EXTRACTED INFORMATION START

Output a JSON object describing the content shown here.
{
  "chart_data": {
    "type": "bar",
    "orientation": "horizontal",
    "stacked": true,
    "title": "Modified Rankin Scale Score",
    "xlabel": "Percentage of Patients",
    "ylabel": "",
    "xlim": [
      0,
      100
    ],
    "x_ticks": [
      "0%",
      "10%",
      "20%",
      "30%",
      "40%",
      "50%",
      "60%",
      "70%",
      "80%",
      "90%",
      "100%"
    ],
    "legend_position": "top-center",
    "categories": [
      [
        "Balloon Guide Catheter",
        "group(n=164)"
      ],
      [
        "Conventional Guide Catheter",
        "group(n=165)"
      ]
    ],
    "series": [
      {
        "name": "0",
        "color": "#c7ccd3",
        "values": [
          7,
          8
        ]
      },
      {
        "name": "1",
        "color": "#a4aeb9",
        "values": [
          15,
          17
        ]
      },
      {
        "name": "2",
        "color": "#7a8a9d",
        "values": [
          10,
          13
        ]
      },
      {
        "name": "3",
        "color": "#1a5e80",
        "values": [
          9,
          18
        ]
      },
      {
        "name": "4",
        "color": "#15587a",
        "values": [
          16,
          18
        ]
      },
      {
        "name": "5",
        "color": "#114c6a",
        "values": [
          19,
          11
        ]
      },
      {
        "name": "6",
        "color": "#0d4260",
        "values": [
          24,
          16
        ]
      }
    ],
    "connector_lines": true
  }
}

EXTRACTED INFORMATION END

Copy every line above that holds the word "Guide".

        "Balloon Guide Catheter",
        "Conventional Guide Catheter",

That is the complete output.